**GOAL A:**
In the rows from the line with "date-field-label: Ydelse afsluttes" to the line with "sygepleje-sul-label: Sygepleje SUL", replace "column-divider" with "column-rule" and write out only those lines again with nothing else changed.

START DOCUMENT SECTION

The Leonese monarch reacted in the only possible fashion. He exiled El Cid from his domains. The subsequent epic literature of course was to malign the king and to glorify Rodrigo Díaz de Vivar. Deriving from Castilla in a period when León and Castilla were separate and frequently hostile kingdoms, that was to be expected. In addition, however, that literature cast the whole of their subsequent relationship into the largely personal terms of envy and jealousy on the part of the king, rivalries at court, and forbearance and self-abnegation on the part of the injured noble. Precisely since it was literature, and this was the stuff of a good story, that is hardly surprising. What is surprising is that subsequent serious historians to the present day have accepted the complete substitution of personal passions for serious political concerns at virtually its face value. Doubtless many personal motives were involved in the resolution of the problem El Cid had created by his own action, but we are utterly without a historical basis on which to discern or describe them.
Fancy aside, we do not know whether Alfonso VI exiled Rodrigo Díaz in anger or in sorrow. We can see that it was the least measure he could have taken that would safeguard the policy he was pursuing. Exile, apart from the dramatic elements that have been added to it ever since, at least had the appearance of a chastisement for one who had broken the kings peace. But, when we consider the sequel and results of the banishment, we cannot even be sure that it was indeed a real penalty in the eyes of either of the protagonists. For practical purposes, El Cid was to lead a military force into the east of the peninsula where he would have a completely free hand. Ultimately that journey was to make of him a great, territorial prince. Assuredly both great skill and great good fortune contributed to that result, but the opportunity was there in 1080 and both king and noble must have known it.
One also must reflect on the surprising extent to which the exile and [130] Rodrigo's activities complemented the interests of Alfonso. El Cid was first to attack the taifa of Valencia which had broken away from Toledo in 1075 and had since been the enemy of both al-Qadir and his overlord. This presence of the Castilian also placed a check on the initiatives of the Count of Barcelona and of al-Muqtadir of Zaragoza, both of whom had already displayed ambitions of their own for aggrandizement at the expense of the inept Abu Bakr of Valencia. Yet since these effects were the work of an official exile, Alfonso himself could be held responsible for none of them nor was his own power or prestige contingent on Rodrigos success. His were simply the benefits.

END DOCUMENT SECTION
START INPUT ROWS

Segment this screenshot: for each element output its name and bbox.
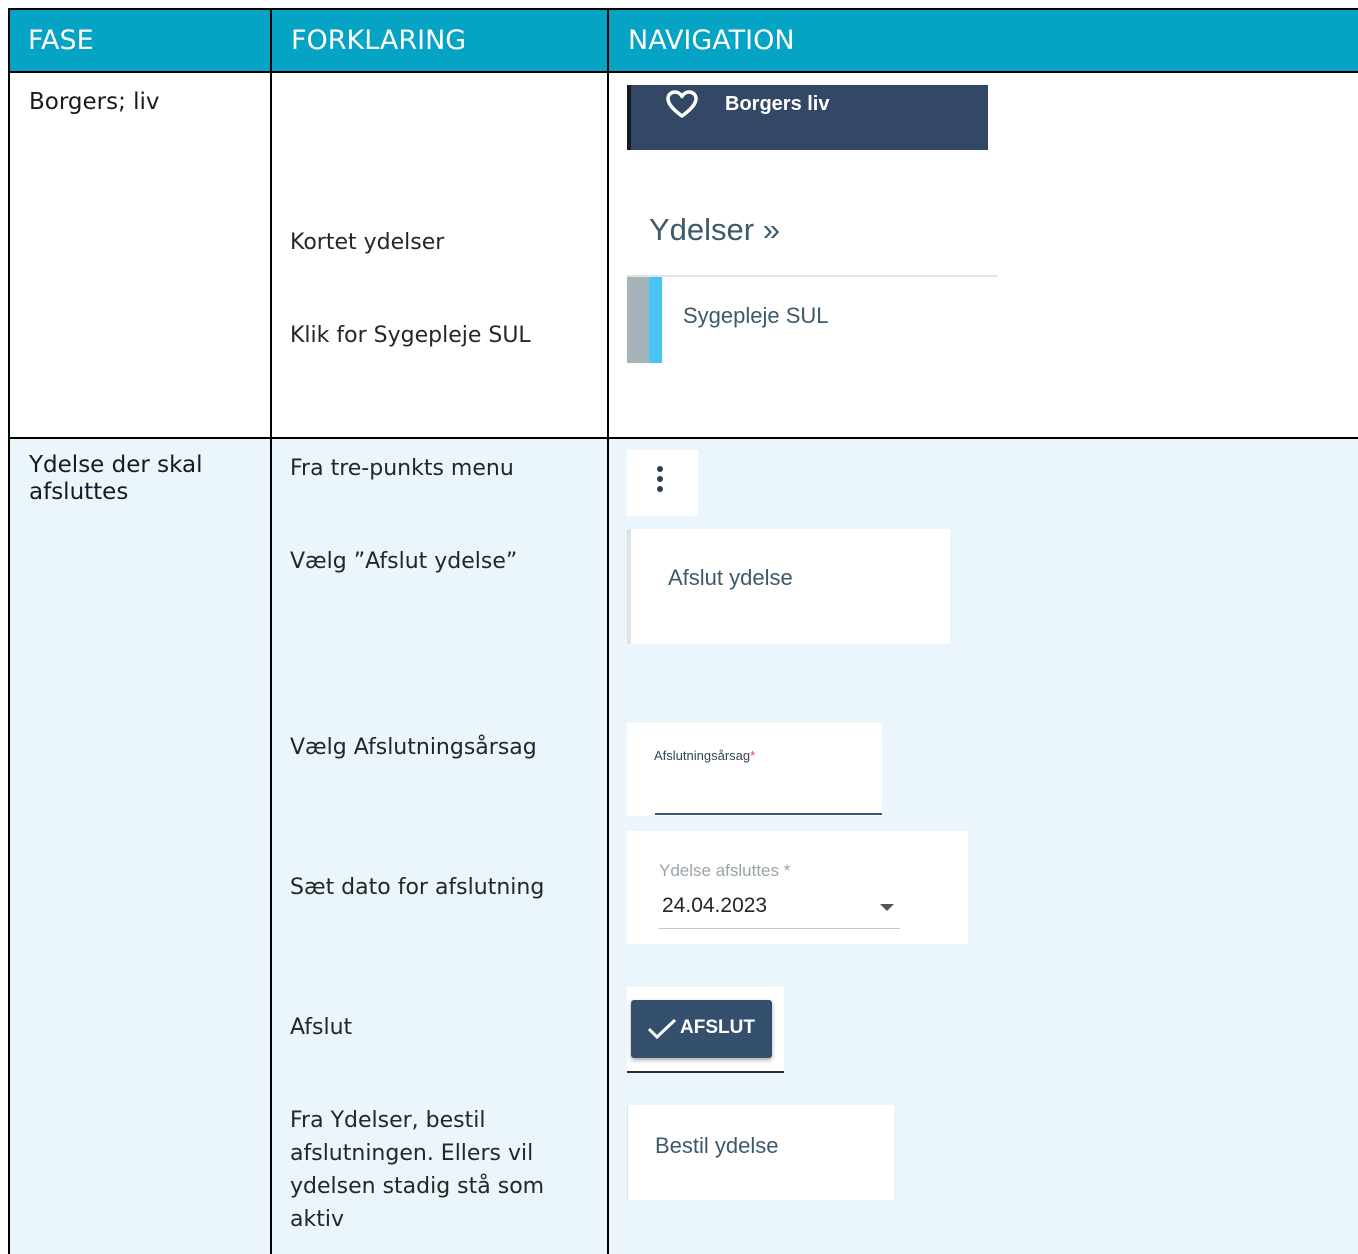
date-field-label: Ydelse afsluttes * bbox=[659, 861, 791, 880]
borgers-liv-label: Borgers liv bbox=[725, 93, 830, 115]
field-underline bbox=[659, 928, 900, 929]
status-bar-accent bbox=[649, 277, 662, 363]
kebab-dot bbox=[657, 476, 663, 482]
step-line: Fra Ydelser, bestil bbox=[290, 1108, 486, 1133]
step-text: Klik for Sygepleje SUL bbox=[290, 323, 531, 348]
row-divider bbox=[8, 437, 1358, 439]
fase-borgers-liv: Borgers; liv bbox=[29, 89, 160, 115]
heart-icon bbox=[666, 90, 698, 118]
borgers-liv-nav-item[interactable]: Borgers liv bbox=[627, 85, 988, 150]
fase-ydelse-afsluttes: Ydelse der skal afsluttes bbox=[29, 452, 203, 506]
kebab-menu-button[interactable] bbox=[627, 450, 698, 516]
field-label-text: Afslutningsårsag bbox=[654, 748, 751, 763]
bestil-ydelse-label: Bestil ydelse bbox=[655, 1133, 779, 1158]
column-divider bbox=[607, 8, 609, 1254]
afslut-button-label: AFSLUT bbox=[680, 1017, 755, 1038]
column-divider bbox=[270, 8, 272, 1254]
sygepleje-sul-label: Sygepleje SUL bbox=[683, 303, 829, 328]
step-text: Vælg ”Afslut ydelse” bbox=[290, 549, 518, 574]
required-mark: * bbox=[750, 748, 756, 763]
header-forklaring: FORKLARING bbox=[291, 25, 467, 56]
step-line: afslutningen. Ellers vil bbox=[290, 1141, 534, 1166]
kebab-dot bbox=[657, 466, 663, 472]
afslutningsaarsag-label: Afslutningsårsag* bbox=[654, 748, 755, 763]
table-border-top bbox=[8, 8, 1358, 10]
ydelse-afsluttes-date-field[interactable]: Ydelse afsluttes * 24.04.2023 bbox=[627, 831, 968, 944]
fase-line: afsluttes bbox=[29, 479, 129, 505]
table-border-left bbox=[8, 8, 10, 1254]
afslut-ydelse-menu-item[interactable]: Afslut ydelse bbox=[627, 529, 950, 644]
step-text: Fra tre-punkts menu bbox=[290, 456, 514, 481]
status-bar bbox=[627, 277, 649, 363]
ydelser-card-title[interactable]: Ydelser » bbox=[649, 212, 780, 248]
sygepleje-sul-item[interactable]: Sygepleje SUL bbox=[627, 277, 998, 363]
header-fase: FASE bbox=[28, 25, 94, 56]
fase-line: Ydelse der skal bbox=[29, 452, 203, 478]
document-page: FASE FORKLARING NAVIGATION Borgers; liv … bbox=[0, 0, 1358, 1254]
step-text: Afslut bbox=[290, 1015, 353, 1040]
bestil-ydelse-menu-item[interactable]: Bestil ydelse bbox=[627, 1105, 894, 1200]
afslut-button-container: AFSLUT bbox=[627, 987, 784, 1073]
afslut-button[interactable]: AFSLUT bbox=[631, 1000, 772, 1058]
step-text: Vælg Afslutningsårsag bbox=[290, 735, 537, 760]
check-icon bbox=[647, 1018, 677, 1040]
kebab-dot bbox=[657, 486, 663, 492]
step-text: Sæt dato for afslutning bbox=[290, 875, 545, 900]
divider bbox=[627, 1071, 784, 1073]
afslut-ydelse-label: Afslut ydelse bbox=[668, 565, 793, 590]
header-navigation: NAVIGATION bbox=[628, 25, 795, 56]
step-line: ydelsen stadig stå som bbox=[290, 1174, 545, 1199]
afslutningsaarsag-field[interactable]: Afslutningsårsag* bbox=[627, 723, 882, 816]
dropdown-caret-icon[interactable] bbox=[880, 904, 894, 911]
step-text: Kortet ydelser bbox=[290, 230, 445, 255]
step-line: aktiv bbox=[290, 1207, 344, 1232]
header-divider bbox=[8, 71, 1358, 73]
step-text-multiline: Fra Ydelser, bestil afslutningen. Ellers… bbox=[290, 1104, 544, 1236]
field-underline bbox=[655, 813, 882, 815]
date-field-value: 24.04.2023 bbox=[662, 894, 768, 917]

END INPUT ROWS

**GOAL B:**
Carry on the account of El Cid's exile by Alfonso VI from the point where it stops.

**REPLY A:**
date-field-label: Ydelse afsluttes * bbox=[659, 861, 791, 880]
borgers-liv-label: Borgers liv bbox=[725, 93, 830, 115]
field-underline bbox=[659, 928, 900, 929]
status-bar-accent bbox=[649, 277, 662, 363]
kebab-dot bbox=[657, 476, 663, 482]
step-line: Fra Ydelser, bestil bbox=[290, 1108, 486, 1133]
step-text: Klik for Sygepleje SUL bbox=[290, 323, 531, 348]
row-divider bbox=[8, 437, 1358, 439]
fase-borgers-liv: Borgers; liv bbox=[29, 89, 160, 115]
heart-icon bbox=[666, 90, 698, 118]
borgers-liv-nav-item[interactable]: Borgers liv bbox=[627, 85, 988, 150]
fase-ydelse-afsluttes: Ydelse der skal afsluttes bbox=[29, 452, 203, 506]
kebab-menu-button[interactable] bbox=[627, 450, 698, 516]
field-label-text: Afslutningsårsag bbox=[654, 748, 751, 763]
bestil-ydelse-label: Bestil ydelse bbox=[655, 1133, 779, 1158]
column-rule bbox=[607, 8, 609, 1254]
afslut-button-label: AFSLUT bbox=[680, 1017, 755, 1038]
column-rule bbox=[270, 8, 272, 1254]
sygepleje-sul-label: Sygepleje SUL bbox=[683, 303, 829, 328]

**REPLY B:**
Unfortunately the precise time when this dramatic decision was taken is impossible to establish. The last time that Rodrigo Díaz de Vivar confirmed a document of his king was at the great court of May 8, 1080.(49) Shortly thereafter the king left for the campaign that was to reinstall al-Qadir in Toledo, and the exact whereabouts of the court are unknown until it reappears at Sahagún on November 28, 1080, where it probably remained through the Christmas season.(50) It is quite possible, then, that as the success of Alfonso carried him to the west of Toledo in the summer of 1080, some of the Muslim of the Medinaceli area risked a raid on San Esteban de Gormaz. The same absence of the king was required for the practical vacuum of authority that permitted El Cid to respond in kind. The likelihood is, then, that Alfonso was faced with the decision as to how the resultant problem could be resolved when he returned to winter at Sahagún in the late fall of 1080.
Such decisions would hardly have been made except as a complex of adjustments to all the pressing concerns of the past few years. Rodrigo Díaz himself was not a problem except as he represented the unruly ambitions of the minor nobility. He had played a modest part in the court of Sancho II, when fiction is segregated from fact, as we saw in a preceding chapter. His role in the court of Alfonso VI was even more modest. Menéndez Pidal would make much of the royal favor that bestowed on El Cid a niece of Alfonso VI as his wife in 1074.(51) But the [131] carta de arras of that date cannot indeed be of that date as we have seen. Nor is the trail that leads from Doña Jimena to Alfonso VI any more satisfactory. The Historia Roderici names as Jimena's father a Count Diego of Oviedo.(52) Unfortunately no count of Oviedo of that name can be described for the eleventh century. Menéndez Pidal based his reconstruction of the genealogy of Rodrigo's wife on a document of Oviedo dated August 13, 1083, which is clearly false.(53) El Cid's own family was of minor importance.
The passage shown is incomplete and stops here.